[Given request]
Take from the listing each line that has the string "average".

|---|

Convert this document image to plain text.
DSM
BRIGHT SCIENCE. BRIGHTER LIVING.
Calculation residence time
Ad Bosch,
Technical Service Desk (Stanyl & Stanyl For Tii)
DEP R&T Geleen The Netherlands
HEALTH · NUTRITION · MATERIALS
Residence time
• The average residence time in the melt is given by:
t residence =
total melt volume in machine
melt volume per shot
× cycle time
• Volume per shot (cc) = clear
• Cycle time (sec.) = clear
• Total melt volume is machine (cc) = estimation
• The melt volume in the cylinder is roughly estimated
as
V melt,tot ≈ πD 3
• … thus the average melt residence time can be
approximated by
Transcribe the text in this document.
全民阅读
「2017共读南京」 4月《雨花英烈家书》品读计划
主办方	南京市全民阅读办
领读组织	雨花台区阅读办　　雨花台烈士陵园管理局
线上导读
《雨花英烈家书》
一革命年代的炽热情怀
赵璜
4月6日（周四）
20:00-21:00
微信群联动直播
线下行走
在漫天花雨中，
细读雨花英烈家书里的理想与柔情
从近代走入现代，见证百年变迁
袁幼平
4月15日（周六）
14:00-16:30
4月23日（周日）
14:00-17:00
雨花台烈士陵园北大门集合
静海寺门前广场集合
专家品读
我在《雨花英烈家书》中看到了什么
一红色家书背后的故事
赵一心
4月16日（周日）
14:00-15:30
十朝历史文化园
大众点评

|---|

[Written response]
• The average residence time in the melt is given by:
• … thus the average melt residence time can be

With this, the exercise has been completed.